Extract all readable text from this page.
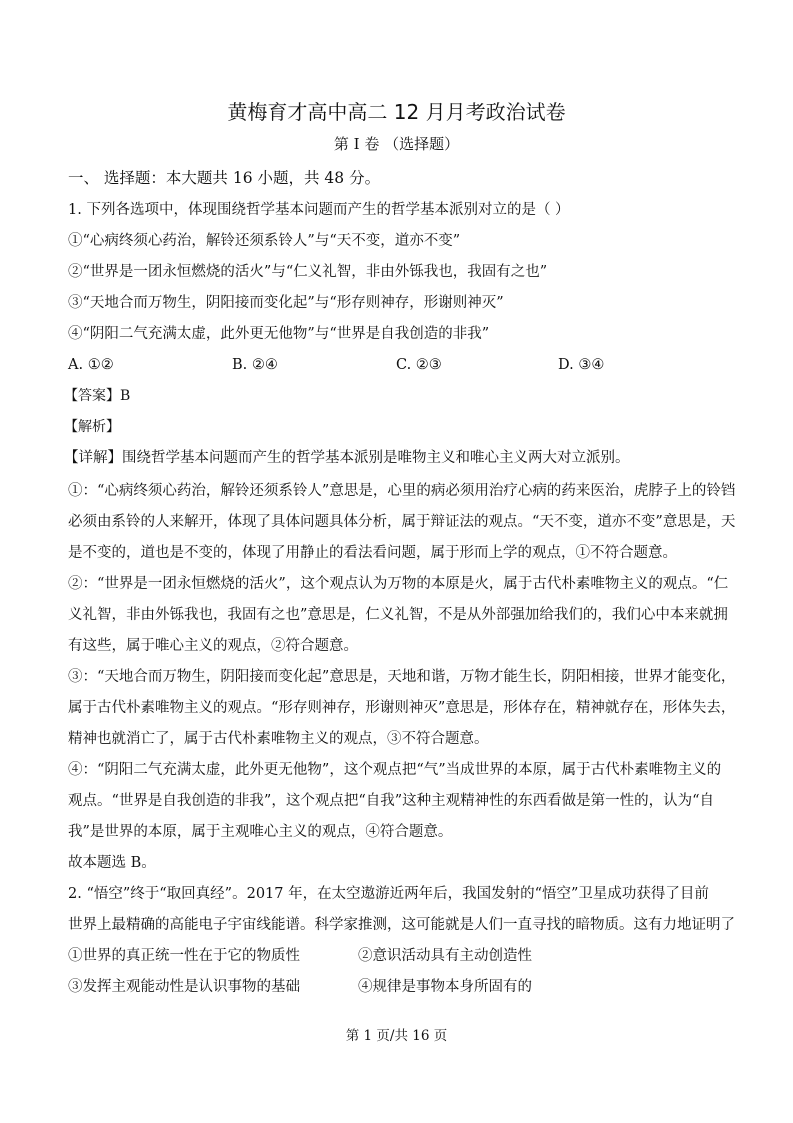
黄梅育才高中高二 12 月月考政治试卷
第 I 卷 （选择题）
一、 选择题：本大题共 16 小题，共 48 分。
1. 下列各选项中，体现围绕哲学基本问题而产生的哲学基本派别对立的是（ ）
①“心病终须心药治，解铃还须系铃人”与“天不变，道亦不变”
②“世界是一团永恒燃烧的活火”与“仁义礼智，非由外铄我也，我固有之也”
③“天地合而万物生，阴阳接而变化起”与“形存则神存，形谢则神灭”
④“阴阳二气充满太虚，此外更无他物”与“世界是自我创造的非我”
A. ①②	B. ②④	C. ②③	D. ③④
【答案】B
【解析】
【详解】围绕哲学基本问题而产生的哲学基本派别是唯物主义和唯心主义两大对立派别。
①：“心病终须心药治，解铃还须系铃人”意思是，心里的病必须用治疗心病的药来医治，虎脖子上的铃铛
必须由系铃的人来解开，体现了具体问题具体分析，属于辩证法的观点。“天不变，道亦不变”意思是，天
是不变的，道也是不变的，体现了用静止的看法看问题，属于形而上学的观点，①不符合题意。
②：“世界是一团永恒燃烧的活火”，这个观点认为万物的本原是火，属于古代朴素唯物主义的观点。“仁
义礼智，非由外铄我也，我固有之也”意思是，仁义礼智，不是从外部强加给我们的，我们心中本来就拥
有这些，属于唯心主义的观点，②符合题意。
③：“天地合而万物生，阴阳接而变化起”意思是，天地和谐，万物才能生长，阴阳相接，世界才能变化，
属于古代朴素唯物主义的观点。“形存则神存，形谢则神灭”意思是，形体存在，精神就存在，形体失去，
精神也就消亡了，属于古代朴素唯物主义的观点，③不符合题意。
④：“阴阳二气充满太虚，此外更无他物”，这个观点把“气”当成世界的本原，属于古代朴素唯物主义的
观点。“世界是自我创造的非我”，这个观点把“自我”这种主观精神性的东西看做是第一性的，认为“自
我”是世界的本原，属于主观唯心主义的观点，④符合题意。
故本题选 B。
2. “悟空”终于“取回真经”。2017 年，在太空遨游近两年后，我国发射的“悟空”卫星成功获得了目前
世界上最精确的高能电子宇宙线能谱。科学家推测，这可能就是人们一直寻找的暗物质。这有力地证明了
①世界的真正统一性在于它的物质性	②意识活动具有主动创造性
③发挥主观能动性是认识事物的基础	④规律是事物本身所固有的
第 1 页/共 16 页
______________________________
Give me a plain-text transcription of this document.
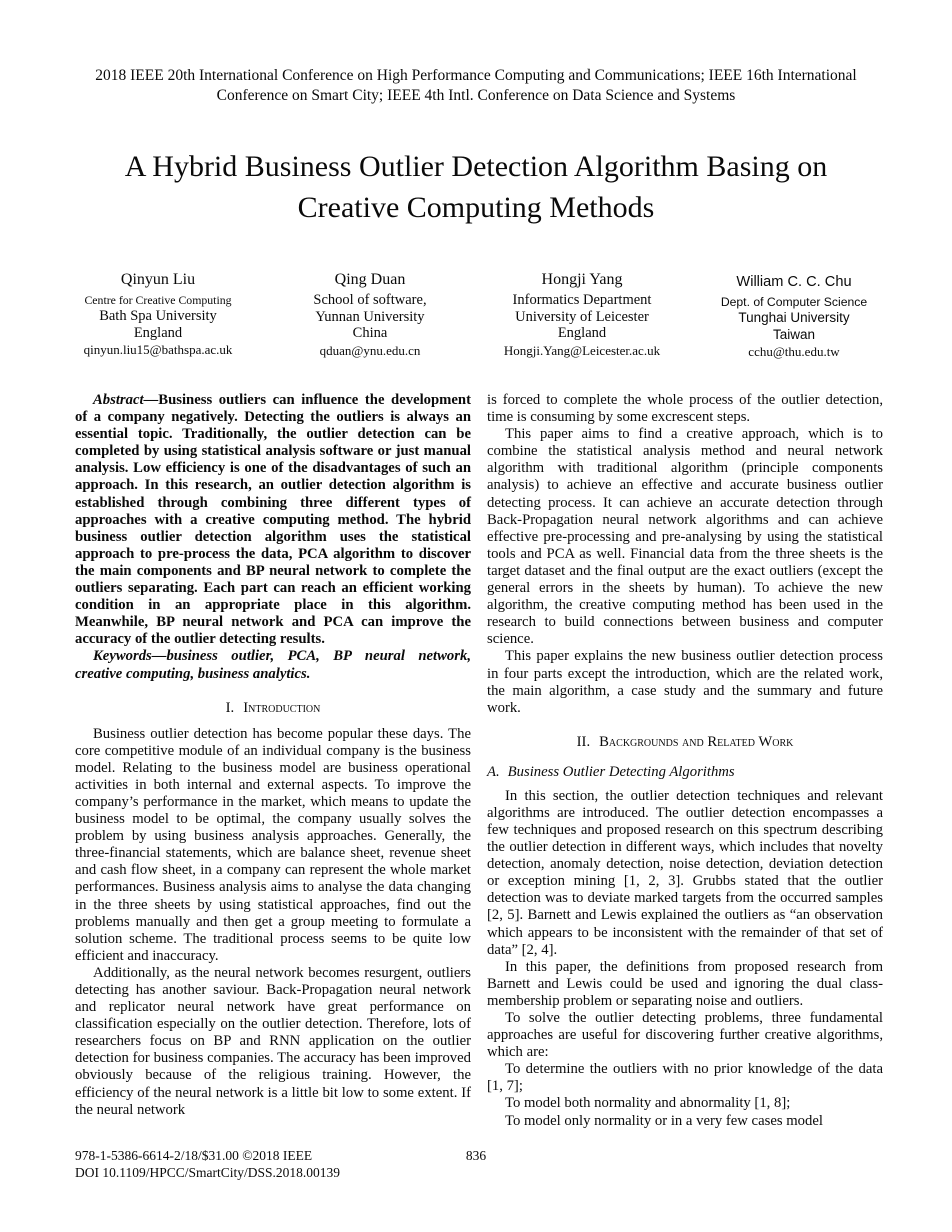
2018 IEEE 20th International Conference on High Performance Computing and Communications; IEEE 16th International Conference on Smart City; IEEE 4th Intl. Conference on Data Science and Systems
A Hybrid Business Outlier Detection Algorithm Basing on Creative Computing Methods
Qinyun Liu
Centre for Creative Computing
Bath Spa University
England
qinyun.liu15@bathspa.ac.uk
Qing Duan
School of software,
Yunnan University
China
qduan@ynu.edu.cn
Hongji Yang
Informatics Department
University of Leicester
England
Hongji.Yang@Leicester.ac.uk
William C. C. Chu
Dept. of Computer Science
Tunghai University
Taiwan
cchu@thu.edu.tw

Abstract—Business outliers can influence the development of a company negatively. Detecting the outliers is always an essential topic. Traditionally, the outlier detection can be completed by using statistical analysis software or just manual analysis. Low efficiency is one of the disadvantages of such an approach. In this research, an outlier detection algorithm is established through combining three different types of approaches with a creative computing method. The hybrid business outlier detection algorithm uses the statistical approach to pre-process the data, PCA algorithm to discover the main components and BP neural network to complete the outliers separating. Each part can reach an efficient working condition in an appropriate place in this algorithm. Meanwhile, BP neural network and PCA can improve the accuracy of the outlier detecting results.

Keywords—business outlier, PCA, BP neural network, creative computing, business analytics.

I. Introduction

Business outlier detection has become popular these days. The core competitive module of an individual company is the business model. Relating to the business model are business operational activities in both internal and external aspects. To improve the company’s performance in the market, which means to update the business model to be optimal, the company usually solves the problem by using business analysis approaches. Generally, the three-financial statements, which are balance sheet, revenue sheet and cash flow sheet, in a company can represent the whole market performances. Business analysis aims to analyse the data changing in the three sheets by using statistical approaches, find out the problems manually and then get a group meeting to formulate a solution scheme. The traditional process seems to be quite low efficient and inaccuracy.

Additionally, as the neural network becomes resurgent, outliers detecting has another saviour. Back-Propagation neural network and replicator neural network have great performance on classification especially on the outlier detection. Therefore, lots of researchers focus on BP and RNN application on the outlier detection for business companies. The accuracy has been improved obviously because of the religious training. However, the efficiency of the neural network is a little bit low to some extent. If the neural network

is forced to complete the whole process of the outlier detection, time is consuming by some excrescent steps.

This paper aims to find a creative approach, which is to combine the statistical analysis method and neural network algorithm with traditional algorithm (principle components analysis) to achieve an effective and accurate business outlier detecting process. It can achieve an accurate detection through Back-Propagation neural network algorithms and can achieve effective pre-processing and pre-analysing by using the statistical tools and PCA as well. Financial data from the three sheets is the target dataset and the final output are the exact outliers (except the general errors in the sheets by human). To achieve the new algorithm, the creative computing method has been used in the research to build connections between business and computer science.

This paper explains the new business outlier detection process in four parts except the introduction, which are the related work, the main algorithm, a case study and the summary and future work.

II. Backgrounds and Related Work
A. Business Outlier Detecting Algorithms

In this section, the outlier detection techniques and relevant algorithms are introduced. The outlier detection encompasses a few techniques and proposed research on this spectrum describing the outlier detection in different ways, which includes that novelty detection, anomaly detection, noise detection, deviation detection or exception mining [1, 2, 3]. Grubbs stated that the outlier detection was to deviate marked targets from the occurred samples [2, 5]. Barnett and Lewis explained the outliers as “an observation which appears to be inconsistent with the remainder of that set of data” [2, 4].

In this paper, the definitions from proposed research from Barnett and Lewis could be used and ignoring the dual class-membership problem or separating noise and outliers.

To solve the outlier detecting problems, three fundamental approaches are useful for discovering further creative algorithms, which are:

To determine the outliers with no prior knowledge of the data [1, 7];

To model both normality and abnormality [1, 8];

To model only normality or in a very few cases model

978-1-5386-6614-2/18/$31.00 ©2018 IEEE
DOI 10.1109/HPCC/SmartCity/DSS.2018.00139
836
______________________________
SHORT EXERCISE:
Show every line from the listing above in which the string "model" appears.

WRITTEN REPLY:
Business outlier detection has become popular these days. The core competitive module of an individual company is the business model. Relating to the business model are business operational activities in both internal and external aspects. To improve the company’s performance in the market, which means to update the business model to be optimal, the company usually solves the problem by using business analysis approaches. Generally, the three-financial statements, which are balance sheet, revenue sheet and cash flow sheet, in a company can represent the whole market performances. Business analysis aims to analyse the data changing in the three sheets by using statistical approaches, find out the problems manually and then get a group meeting to formulate a solution scheme. The traditional process seems to be quite low efficient and inaccuracy.
To model both normality and abnormality [1, 8];
To model only normality or in a very few cases model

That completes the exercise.